GIVEN TASK: Each entry must be given again exactly; images do not belong in the copy.
....................
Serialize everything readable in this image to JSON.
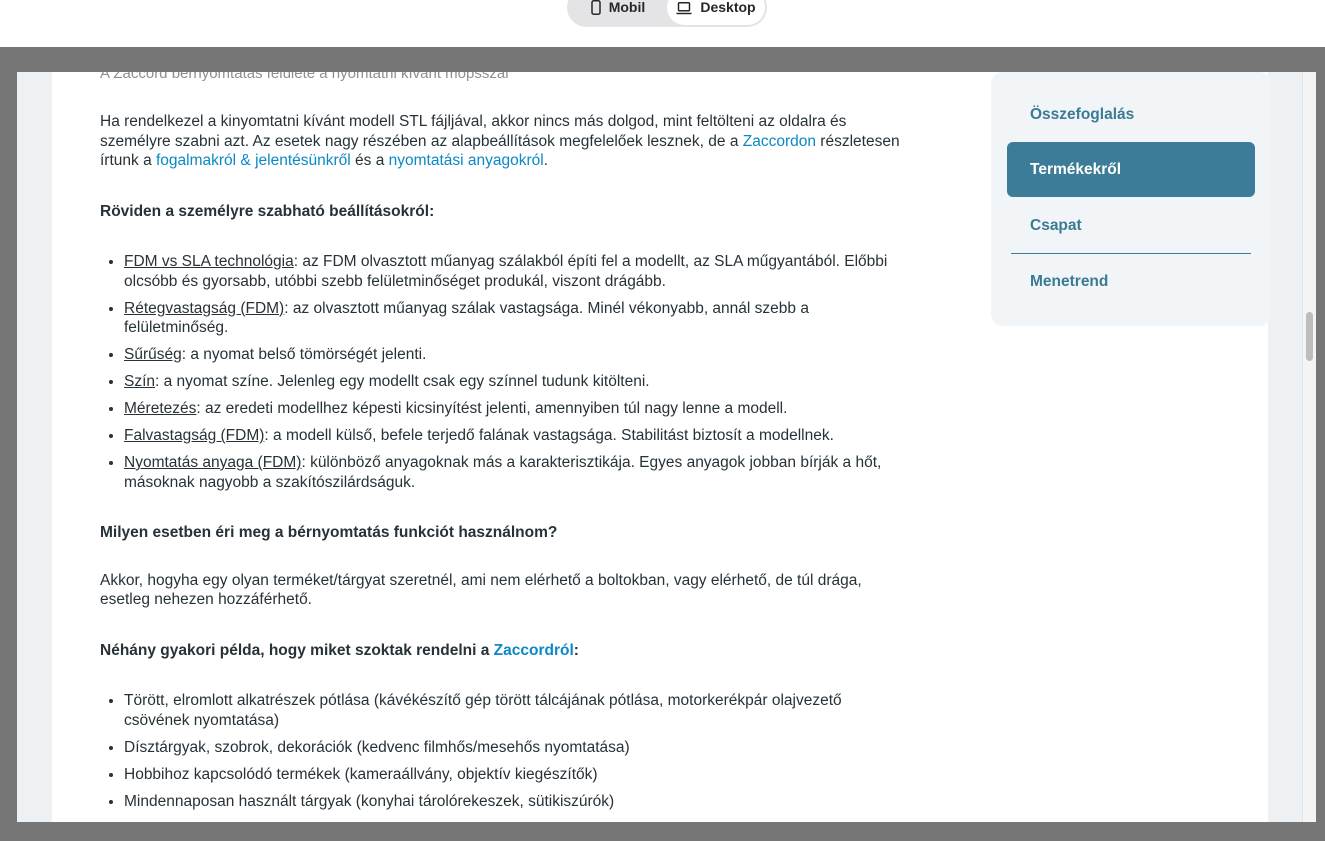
{
  "view_toggle": {
    "mobile_label": "Mobil",
    "desktop_label": "Desktop"
  },
  "article": {
    "caption": "A Zaccord bérnyomtatás felülete a nyomtatni kívánt mopsszal",
    "intro": {
      "text1": "Ha rendelkezel a kinyomtatni kívánt modell STL fájljával, akkor nincs más dolgod, mint feltölteni az oldalra és személyre szabni azt. Az esetek nagy részében az alapbeállítások megfelelőek lesznek, de a ",
      "link1": "Zaccordon",
      "text2": " részletesen írtunk a ",
      "link2": "fogalmakról & jelentésünkről",
      "text3": " és a ",
      "link3": "nyomtatási anyagokról",
      "text4": "."
    },
    "settings_heading": "Röviden a személyre szabható beállításokról:",
    "settings": [
      {
        "term": "FDM vs SLA technológia",
        "desc": ": az FDM olvasztott műanyag szálakból építi fel a modellt, az SLA műgyantából. Előbbi olcsóbb és gyorsabb, utóbbi szebb felületminőséget produkál, viszont drágább."
      },
      {
        "term": "Rétegvastagság (FDM)",
        "desc": ": az olvasztott műanyag szálak vastagsága. Minél vékonyabb, annál szebb a felületminőség."
      },
      {
        "term": "Sűrűség",
        "desc": ": a nyomat belső tömörségét jelenti."
      },
      {
        "term": "Szín",
        "desc": ": a nyomat színe. Jelenleg egy modellt csak egy színnel tudunk kitölteni."
      },
      {
        "term": "Méretezés",
        "desc": ": az eredeti modellhez képesti kicsinyítést jelenti, amennyiben túl nagy lenne a modell."
      },
      {
        "term": "Falvastagság (FDM)",
        "desc": ": a modell külső, befele terjedő falának vastagsága. Stabilitást biztosít a modellnek."
      },
      {
        "term": "Nyomtatás anyaga (FDM)",
        "desc": ": különböző anyagoknak más a karakterisztikája. Egyes anyagok jobban bírják a hőt, másoknak nagyobb a szakítószilárdságuk."
      }
    ],
    "when_heading": "Milyen esetben éri meg a bérnyomtatás funkciót használnom?",
    "when_text": "Akkor, hogyha egy olyan terméket/tárgyat szeretnél, ami nem elérhető a boltokban, vagy elérhető, de túl drága, esetleg nehezen hozzáférhető.",
    "examples_heading": {
      "prefix": "Néhány gyakori példa, hogy miket szoktak rendelni a ",
      "link": "Zaccordról",
      "suffix": ":"
    },
    "examples": [
      "Törött, elromlott alkatrészek pótlása (kávékészítő gép törött tálcájának pótlása, motorkerékpár olajvezető csövének nyomtatása)",
      "Dísztárgyak, szobrok, dekorációk (kedvenc filmhős/mesehős nyomtatása)",
      "Hobbihoz kapcsolódó termékek (kameraállvány, objektív kiegészítők)",
      "Mindennaposan használt tárgyak (konyhai tárolórekeszek, sütikiszúrók)"
    ]
  },
  "toc": {
    "items": [
      "Összefoglalás",
      "Termékekről",
      "Csapat",
      "Menetrend"
    ],
    "active": "Termékekről"
  },
  "colors": {
    "accent": "#3c7c98",
    "link": "#0b88c6",
    "text": "#263238"
  }
}
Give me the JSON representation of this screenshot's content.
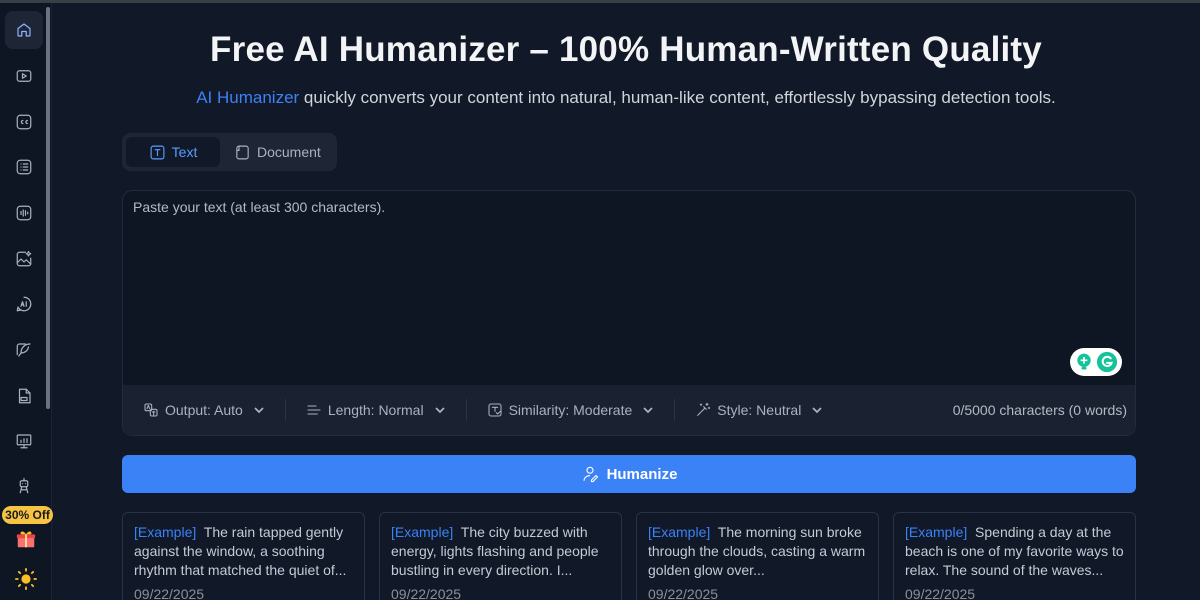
{
  "header": {
    "title": "Free AI Humanizer – 100% Human-Written Quality",
    "subtitle_link": "AI Humanizer",
    "subtitle_rest": " quickly converts your content into natural, human-like content, effortlessly bypassing detection tools."
  },
  "tabs": [
    {
      "label": "Text",
      "icon": "text-icon",
      "active": true
    },
    {
      "label": "Document",
      "icon": "document-icon",
      "active": false
    }
  ],
  "editor": {
    "placeholder": "Paste your text (at least 300 characters).",
    "value": ""
  },
  "toolbar": {
    "output": "Output: Auto",
    "length": "Length: Normal",
    "similarity": "Similarity: Moderate",
    "style": "Style: Neutral",
    "counter": "0/5000 characters (0 words)"
  },
  "humanize_label": "Humanize",
  "promo": "30% Off",
  "examples": [
    {
      "tag": "[Example]",
      "text": "The rain tapped gently against the window, a soothing rhythm that matched the quiet of...",
      "date": "09/22/2025"
    },
    {
      "tag": "[Example]",
      "text": "The city buzzed with energy, lights flashing and people bustling in every direction. I...",
      "date": "09/22/2025"
    },
    {
      "tag": "[Example]",
      "text": "The morning sun broke through the clouds, casting a warm golden glow over...",
      "date": "09/22/2025"
    },
    {
      "tag": "[Example]",
      "text": "Spending a day at the beach is one of my favorite ways to relax. The sound of the waves...",
      "date": "09/22/2025"
    }
  ],
  "sidebar": {
    "items": [
      "home-icon",
      "video-icon",
      "captions-icon",
      "list-icon",
      "audio-wave-icon",
      "image-edit-icon",
      "ai-chat-icon",
      "pen-icon",
      "pdf-icon",
      "presentation-icon",
      "robot-icon"
    ]
  },
  "colors": {
    "accent": "#3b82f6",
    "background": "#111827",
    "promo": "#f6c343"
  }
}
....................
EXERCISE SOLUTION:
Serialize everything readable in this image to JSON.
{
  "view_toggle": {
    "mobile_label": "Mobil",
    "desktop_label": "Desktop"
  },
  "article": {
    "caption": "A Zaccord bérnyomtatás felülete a nyomtatni kívánt mopsszal",
    "intro": {
      "text1": "Ha rendelkezel a kinyomtatni kívánt modell STL fájljával, akkor nincs más dolgod, mint feltölteni az oldalra és személyre szabni azt. Az esetek nagy részében az alapbeállítások megfelelőek lesznek, de a ",
      "link1": "Zaccordon",
      "text2": " részletesen írtunk a ",
      "link2": "fogalmakról & jelentésünkről",
      "text3": " és a ",
      "link3": "nyomtatási anyagokról",
      "text4": "."
    },
    "settings_heading": "Röviden a személyre szabható beállításokról:",
    "settings": [
      {
        "term": "FDM vs SLA technológia",
        "desc": ": az FDM olvasztott műanyag szálakból építi fel a modellt, az SLA műgyantából. Előbbi olcsóbb és gyorsabb, utóbbi szebb felületminőséget produkál, viszont drágább."
      },
      {
        "term": "Rétegvastagság (FDM)",
        "desc": ": az olvasztott műanyag szálak vastagsága. Minél vékonyabb, annál szebb a felületminőség."
      },
      {
        "term": "Sűrűség",
        "desc": ": a nyomat belső tömörségét jelenti."
      },
      {
        "term": "Szín",
        "desc": ": a nyomat színe. Jelenleg egy modellt csak egy színnel tudunk kitölteni."
      },
      {
        "term": "Méretezés",
        "desc": ": az eredeti modellhez képesti kicsinyítést jelenti, amennyiben túl nagy lenne a modell."
      },
      {
        "term": "Falvastagság (FDM)",
        "desc": ": a modell külső, befele terjedő falának vastagsága. Stabilitást biztosít a modellnek."
      },
      {
        "term": "Nyomtatás anyaga (FDM)",
        "desc": ": különböző anyagoknak más a karakterisztikája. Egyes anyagok jobban bírják a hőt, másoknak nagyobb a szakítószilárdságuk."
      }
    ],
    "when_heading": "Milyen esetben éri meg a bérnyomtatás funkciót használnom?",
    "when_text": "Akkor, hogyha egy olyan terméket/tárgyat szeretnél, ami nem elérhető a boltokban, vagy elérhető, de túl drága, esetleg nehezen hozzáférhető.",
    "examples_heading": {
      "prefix": "Néhány gyakori példa, hogy miket szoktak rendelni a ",
      "link": "Zaccordról",
      "suffix": ":"
    },
    "examples": [
      "Törött, elromlott alkatrészek pótlása (kávékészítő gép törött tálcájának pótlása, motorkerékpár olajvezető csövének nyomtatása)",
      "Dísztárgyak, szobrok, dekorációk (kedvenc filmhős/mesehős nyomtatása)",
      "Hobbihoz kapcsolódó termékek (kameraállvány, objektív kiegészítők)",
      "Mindennaposan használt tárgyak (konyhai tárolórekeszek, sütikiszúrók)"
    ]
  },
  "toc": {
    "items": [
      "Összefoglalás",
      "Termékekről",
      "Csapat",
      "Menetrend"
    ],
    "active": "Termékekről"
  },
  "colors": {
    "accent": "#3c7c98",
    "link": "#0b88c6",
    "text": "#263238"
  }
}
Give me the JSON representation of this screenshot's content.
{
  "header": {
    "title": "Free AI Humanizer – 100% Human-Written Quality",
    "subtitle_link": "AI Humanizer",
    "subtitle_rest": " quickly converts your content into natural, human-like content, effortlessly bypassing detection tools."
  },
  "tabs": [
    {
      "label": "Text",
      "icon": "text-icon",
      "active": true
    },
    {
      "label": "Document",
      "icon": "document-icon",
      "active": false
    }
  ],
  "editor": {
    "placeholder": "Paste your text (at least 300 characters).",
    "value": ""
  },
  "toolbar": {
    "output": "Output: Auto",
    "length": "Length: Normal",
    "similarity": "Similarity: Moderate",
    "style": "Style: Neutral",
    "counter": "0/5000 characters (0 words)"
  },
  "humanize_label": "Humanize",
  "promo": "30% Off",
  "examples": [
    {
      "tag": "[Example]",
      "text": "The rain tapped gently against the window, a soothing rhythm that matched the quiet of...",
      "date": "09/22/2025"
    },
    {
      "tag": "[Example]",
      "text": "The city buzzed with energy, lights flashing and people bustling in every direction. I...",
      "date": "09/22/2025"
    },
    {
      "tag": "[Example]",
      "text": "The morning sun broke through the clouds, casting a warm golden glow over...",
      "date": "09/22/2025"
    },
    {
      "tag": "[Example]",
      "text": "Spending a day at the beach is one of my favorite ways to relax. The sound of the waves...",
      "date": "09/22/2025"
    }
  ],
  "sidebar": {
    "items": [
      "home-icon",
      "video-icon",
      "captions-icon",
      "list-icon",
      "audio-wave-icon",
      "image-edit-icon",
      "ai-chat-icon",
      "pen-icon",
      "pdf-icon",
      "presentation-icon",
      "robot-icon"
    ]
  },
  "colors": {
    "accent": "#3b82f6",
    "background": "#111827",
    "promo": "#f6c343"
  }
}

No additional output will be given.